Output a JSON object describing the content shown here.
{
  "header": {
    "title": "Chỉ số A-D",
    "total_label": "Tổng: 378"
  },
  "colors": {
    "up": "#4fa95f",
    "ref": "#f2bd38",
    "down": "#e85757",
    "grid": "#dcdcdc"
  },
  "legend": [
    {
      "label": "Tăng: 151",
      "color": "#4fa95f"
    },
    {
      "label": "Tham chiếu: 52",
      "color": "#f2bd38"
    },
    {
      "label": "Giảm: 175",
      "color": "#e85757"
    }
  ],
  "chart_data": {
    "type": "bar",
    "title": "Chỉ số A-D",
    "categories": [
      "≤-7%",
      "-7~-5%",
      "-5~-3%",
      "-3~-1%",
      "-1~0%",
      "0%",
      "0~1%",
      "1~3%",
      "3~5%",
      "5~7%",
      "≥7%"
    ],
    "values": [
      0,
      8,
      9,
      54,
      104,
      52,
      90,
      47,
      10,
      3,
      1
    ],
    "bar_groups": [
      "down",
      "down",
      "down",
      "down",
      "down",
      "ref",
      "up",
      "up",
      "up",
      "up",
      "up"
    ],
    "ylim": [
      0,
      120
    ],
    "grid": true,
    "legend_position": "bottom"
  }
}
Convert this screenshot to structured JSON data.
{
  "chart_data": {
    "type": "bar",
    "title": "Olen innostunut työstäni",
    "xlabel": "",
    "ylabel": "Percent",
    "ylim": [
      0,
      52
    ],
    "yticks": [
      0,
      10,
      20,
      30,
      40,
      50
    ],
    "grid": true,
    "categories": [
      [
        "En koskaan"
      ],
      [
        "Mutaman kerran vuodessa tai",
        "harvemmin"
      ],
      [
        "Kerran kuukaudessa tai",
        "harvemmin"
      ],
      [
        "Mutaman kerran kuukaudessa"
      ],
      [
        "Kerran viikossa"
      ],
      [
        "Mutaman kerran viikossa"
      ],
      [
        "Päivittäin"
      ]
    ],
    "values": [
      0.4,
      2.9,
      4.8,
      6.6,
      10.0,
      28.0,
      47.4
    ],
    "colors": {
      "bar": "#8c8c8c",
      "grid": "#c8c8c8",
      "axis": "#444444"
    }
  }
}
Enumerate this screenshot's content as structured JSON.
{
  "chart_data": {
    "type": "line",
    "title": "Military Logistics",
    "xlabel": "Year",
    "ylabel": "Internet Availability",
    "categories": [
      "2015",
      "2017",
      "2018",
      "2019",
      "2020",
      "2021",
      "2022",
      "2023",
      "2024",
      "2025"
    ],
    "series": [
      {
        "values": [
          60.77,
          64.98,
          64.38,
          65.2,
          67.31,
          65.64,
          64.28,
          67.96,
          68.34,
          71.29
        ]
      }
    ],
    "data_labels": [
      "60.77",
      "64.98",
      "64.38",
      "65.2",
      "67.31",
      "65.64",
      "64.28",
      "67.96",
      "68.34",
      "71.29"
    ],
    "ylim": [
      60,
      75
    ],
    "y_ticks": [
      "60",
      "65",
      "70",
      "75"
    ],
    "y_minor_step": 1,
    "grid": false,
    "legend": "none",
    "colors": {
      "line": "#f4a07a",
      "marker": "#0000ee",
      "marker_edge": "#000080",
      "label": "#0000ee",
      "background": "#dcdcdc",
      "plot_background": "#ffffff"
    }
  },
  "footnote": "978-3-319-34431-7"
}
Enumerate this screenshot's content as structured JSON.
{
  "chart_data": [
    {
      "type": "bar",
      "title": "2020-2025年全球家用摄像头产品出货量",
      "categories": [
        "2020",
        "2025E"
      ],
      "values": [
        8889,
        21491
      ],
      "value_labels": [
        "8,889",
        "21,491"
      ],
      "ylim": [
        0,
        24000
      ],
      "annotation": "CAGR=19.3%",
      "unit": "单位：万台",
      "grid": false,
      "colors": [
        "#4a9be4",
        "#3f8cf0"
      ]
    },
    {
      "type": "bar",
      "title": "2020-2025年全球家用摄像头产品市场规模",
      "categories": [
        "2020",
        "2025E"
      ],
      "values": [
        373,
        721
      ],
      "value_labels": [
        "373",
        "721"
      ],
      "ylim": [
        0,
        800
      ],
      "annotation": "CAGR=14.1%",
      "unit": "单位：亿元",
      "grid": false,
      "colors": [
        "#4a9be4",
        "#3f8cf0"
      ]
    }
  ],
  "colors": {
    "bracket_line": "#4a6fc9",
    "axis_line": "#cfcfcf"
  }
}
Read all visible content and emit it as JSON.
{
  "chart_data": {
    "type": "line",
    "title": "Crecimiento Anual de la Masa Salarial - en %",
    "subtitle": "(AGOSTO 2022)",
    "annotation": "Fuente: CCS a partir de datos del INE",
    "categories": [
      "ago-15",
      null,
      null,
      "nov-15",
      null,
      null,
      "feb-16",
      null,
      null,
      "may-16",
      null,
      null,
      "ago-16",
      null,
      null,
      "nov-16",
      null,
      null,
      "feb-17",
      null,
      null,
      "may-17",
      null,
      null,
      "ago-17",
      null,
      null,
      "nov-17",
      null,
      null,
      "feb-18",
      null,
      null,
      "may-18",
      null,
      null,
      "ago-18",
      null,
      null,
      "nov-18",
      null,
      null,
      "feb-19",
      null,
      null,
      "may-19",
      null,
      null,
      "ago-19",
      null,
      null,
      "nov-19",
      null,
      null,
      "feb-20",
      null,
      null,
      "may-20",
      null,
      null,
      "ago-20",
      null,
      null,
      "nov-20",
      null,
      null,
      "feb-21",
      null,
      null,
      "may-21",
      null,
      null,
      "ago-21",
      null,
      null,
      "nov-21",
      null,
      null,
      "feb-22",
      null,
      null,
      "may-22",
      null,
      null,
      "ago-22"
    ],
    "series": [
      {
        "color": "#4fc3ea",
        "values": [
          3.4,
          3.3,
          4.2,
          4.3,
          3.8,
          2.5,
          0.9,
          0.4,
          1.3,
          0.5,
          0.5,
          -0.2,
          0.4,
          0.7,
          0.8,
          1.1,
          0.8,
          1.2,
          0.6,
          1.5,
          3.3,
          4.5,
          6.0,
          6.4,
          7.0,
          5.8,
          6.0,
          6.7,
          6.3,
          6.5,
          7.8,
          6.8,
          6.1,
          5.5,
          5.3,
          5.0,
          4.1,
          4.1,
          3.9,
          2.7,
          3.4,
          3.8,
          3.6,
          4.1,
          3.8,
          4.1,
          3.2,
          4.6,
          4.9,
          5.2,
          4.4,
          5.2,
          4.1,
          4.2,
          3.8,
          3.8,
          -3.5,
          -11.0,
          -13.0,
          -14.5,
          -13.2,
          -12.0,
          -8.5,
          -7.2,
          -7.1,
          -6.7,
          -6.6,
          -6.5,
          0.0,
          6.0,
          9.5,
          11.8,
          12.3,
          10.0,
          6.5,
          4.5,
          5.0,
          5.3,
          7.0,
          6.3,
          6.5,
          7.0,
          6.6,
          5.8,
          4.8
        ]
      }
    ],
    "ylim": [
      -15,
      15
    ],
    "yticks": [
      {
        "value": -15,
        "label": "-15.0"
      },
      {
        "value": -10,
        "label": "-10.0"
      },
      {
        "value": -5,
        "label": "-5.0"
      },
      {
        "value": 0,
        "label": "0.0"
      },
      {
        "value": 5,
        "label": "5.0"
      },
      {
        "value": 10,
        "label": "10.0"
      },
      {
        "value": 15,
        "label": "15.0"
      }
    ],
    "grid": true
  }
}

WHAT IS EXPECTED:
All the data must be duplicated exactly, with nothing added or removed.

ANSWER TO THIS EXERCISE:
Output a JSON object describing the content shown here.
{
  "header": {
    "title": "Chỉ số A-D",
    "total_label": "Tổng: 378"
  },
  "colors": {
    "up": "#4fa95f",
    "ref": "#f2bd38",
    "down": "#e85757",
    "grid": "#dcdcdc"
  },
  "legend": [
    {
      "label": "Tăng: 151",
      "color": "#4fa95f"
    },
    {
      "label": "Tham chiếu: 52",
      "color": "#f2bd38"
    },
    {
      "label": "Giảm: 175",
      "color": "#e85757"
    }
  ],
  "chart_data": {
    "type": "bar",
    "title": "Chỉ số A-D",
    "categories": [
      "≤-7%",
      "-7~-5%",
      "-5~-3%",
      "-3~-1%",
      "-1~0%",
      "0%",
      "0~1%",
      "1~3%",
      "3~5%",
      "5~7%",
      "≥7%"
    ],
    "values": [
      0,
      8,
      9,
      54,
      104,
      52,
      90,
      47,
      10,
      3,
      1
    ],
    "bar_groups": [
      "down",
      "down",
      "down",
      "down",
      "down",
      "ref",
      "up",
      "up",
      "up",
      "up",
      "up"
    ],
    "ylim": [
      0,
      120
    ],
    "grid": true,
    "legend_position": "bottom"
  }
}
Convert this screenshot to structured JSON data.
{
  "chart_data": {
    "type": "bar",
    "title": "Olen innostunut työstäni",
    "xlabel": "",
    "ylabel": "Percent",
    "ylim": [
      0,
      52
    ],
    "yticks": [
      0,
      10,
      20,
      30,
      40,
      50
    ],
    "grid": true,
    "categories": [
      [
        "En koskaan"
      ],
      [
        "Mutaman kerran vuodessa tai",
        "harvemmin"
      ],
      [
        "Kerran kuukaudessa tai",
        "harvemmin"
      ],
      [
        "Mutaman kerran kuukaudessa"
      ],
      [
        "Kerran viikossa"
      ],
      [
        "Mutaman kerran viikossa"
      ],
      [
        "Päivittäin"
      ]
    ],
    "values": [
      0.4,
      2.9,
      4.8,
      6.6,
      10.0,
      28.0,
      47.4
    ],
    "colors": {
      "bar": "#8c8c8c",
      "grid": "#c8c8c8",
      "axis": "#444444"
    }
  }
}
Enumerate this screenshot's content as structured JSON.
{
  "chart_data": {
    "type": "line",
    "title": "Military Logistics",
    "xlabel": "Year",
    "ylabel": "Internet Availability",
    "categories": [
      "2015",
      "2017",
      "2018",
      "2019",
      "2020",
      "2021",
      "2022",
      "2023",
      "2024",
      "2025"
    ],
    "series": [
      {
        "values": [
          60.77,
          64.98,
          64.38,
          65.2,
          67.31,
          65.64,
          64.28,
          67.96,
          68.34,
          71.29
        ]
      }
    ],
    "data_labels": [
      "60.77",
      "64.98",
      "64.38",
      "65.2",
      "67.31",
      "65.64",
      "64.28",
      "67.96",
      "68.34",
      "71.29"
    ],
    "ylim": [
      60,
      75
    ],
    "y_ticks": [
      "60",
      "65",
      "70",
      "75"
    ],
    "y_minor_step": 1,
    "grid": false,
    "legend": "none",
    "colors": {
      "line": "#f4a07a",
      "marker": "#0000ee",
      "marker_edge": "#000080",
      "label": "#0000ee",
      "background": "#dcdcdc",
      "plot_background": "#ffffff"
    }
  },
  "footnote": "978-3-319-34431-7"
}
Enumerate this screenshot's content as structured JSON.
{
  "chart_data": [
    {
      "type": "bar",
      "title": "2020-2025年全球家用摄像头产品出货量",
      "categories": [
        "2020",
        "2025E"
      ],
      "values": [
        8889,
        21491
      ],
      "value_labels": [
        "8,889",
        "21,491"
      ],
      "ylim": [
        0,
        24000
      ],
      "annotation": "CAGR=19.3%",
      "unit": "单位：万台",
      "grid": false,
      "colors": [
        "#4a9be4",
        "#3f8cf0"
      ]
    },
    {
      "type": "bar",
      "title": "2020-2025年全球家用摄像头产品市场规模",
      "categories": [
        "2020",
        "2025E"
      ],
      "values": [
        373,
        721
      ],
      "value_labels": [
        "373",
        "721"
      ],
      "ylim": [
        0,
        800
      ],
      "annotation": "CAGR=14.1%",
      "unit": "单位：亿元",
      "grid": false,
      "colors": [
        "#4a9be4",
        "#3f8cf0"
      ]
    }
  ],
  "colors": {
    "bracket_line": "#4a6fc9",
    "axis_line": "#cfcfcf"
  }
}
Read all visible content and emit it as JSON.
{
  "chart_data": {
    "type": "line",
    "title": "Crecimiento Anual de la Masa Salarial - en %",
    "subtitle": "(AGOSTO 2022)",
    "annotation": "Fuente: CCS a partir de datos del INE",
    "categories": [
      "ago-15",
      null,
      null,
      "nov-15",
      null,
      null,
      "feb-16",
      null,
      null,
      "may-16",
      null,
      null,
      "ago-16",
      null,
      null,
      "nov-16",
      null,
      null,
      "feb-17",
      null,
      null,
      "may-17",
      null,
      null,
      "ago-17",
      null,
      null,
      "nov-17",
      null,
      null,
      "feb-18",
      null,
      null,
      "may-18",
      null,
      null,
      "ago-18",
      null,
      null,
      "nov-18",
      null,
      null,
      "feb-19",
      null,
      null,
      "may-19",
      null,
      null,
      "ago-19",
      null,
      null,
      "nov-19",
      null,
      null,
      "feb-20",
      null,
      null,
      "may-20",
      null,
      null,
      "ago-20",
      null,
      null,
      "nov-20",
      null,
      null,
      "feb-21",
      null,
      null,
      "may-21",
      null,
      null,
      "ago-21",
      null,
      null,
      "nov-21",
      null,
      null,
      "feb-22",
      null,
      null,
      "may-22",
      null,
      null,
      "ago-22"
    ],
    "series": [
      {
        "color": "#4fc3ea",
        "values": [
          3.4,
          3.3,
          4.2,
          4.3,
          3.8,
          2.5,
          0.9,
          0.4,
          1.3,
          0.5,
          0.5,
          -0.2,
          0.4,
          0.7,
          0.8,
          1.1,
          0.8,
          1.2,
          0.6,
          1.5,
          3.3,
          4.5,
          6.0,
          6.4,
          7.0,
          5.8,
          6.0,
          6.7,
          6.3,
          6.5,
          7.8,
          6.8,
          6.1,
          5.5,
          5.3,
          5.0,
          4.1,
          4.1,
          3.9,
          2.7,
          3.4,
          3.8,
          3.6,
          4.1,
          3.8,
          4.1,
          3.2,
          4.6,
          4.9,
          5.2,
          4.4,
          5.2,
          4.1,
          4.2,
          3.8,
          3.8,
          -3.5,
          -11.0,
          -13.0,
          -14.5,
          -13.2,
          -12.0,
          -8.5,
          -7.2,
          -7.1,
          -6.7,
          -6.6,
          -6.5,
          0.0,
          6.0,
          9.5,
          11.8,
          12.3,
          10.0,
          6.5,
          4.5,
          5.0,
          5.3,
          7.0,
          6.3,
          6.5,
          7.0,
          6.6,
          5.8,
          4.8
        ]
      }
    ],
    "ylim": [
      -15,
      15
    ],
    "yticks": [
      {
        "value": -15,
        "label": "-15.0"
      },
      {
        "value": -10,
        "label": "-10.0"
      },
      {
        "value": -5,
        "label": "-5.0"
      },
      {
        "value": 0,
        "label": "0.0"
      },
      {
        "value": 5,
        "label": "5.0"
      },
      {
        "value": 10,
        "label": "10.0"
      },
      {
        "value": 15,
        "label": "15.0"
      }
    ],
    "grid": true
  }
}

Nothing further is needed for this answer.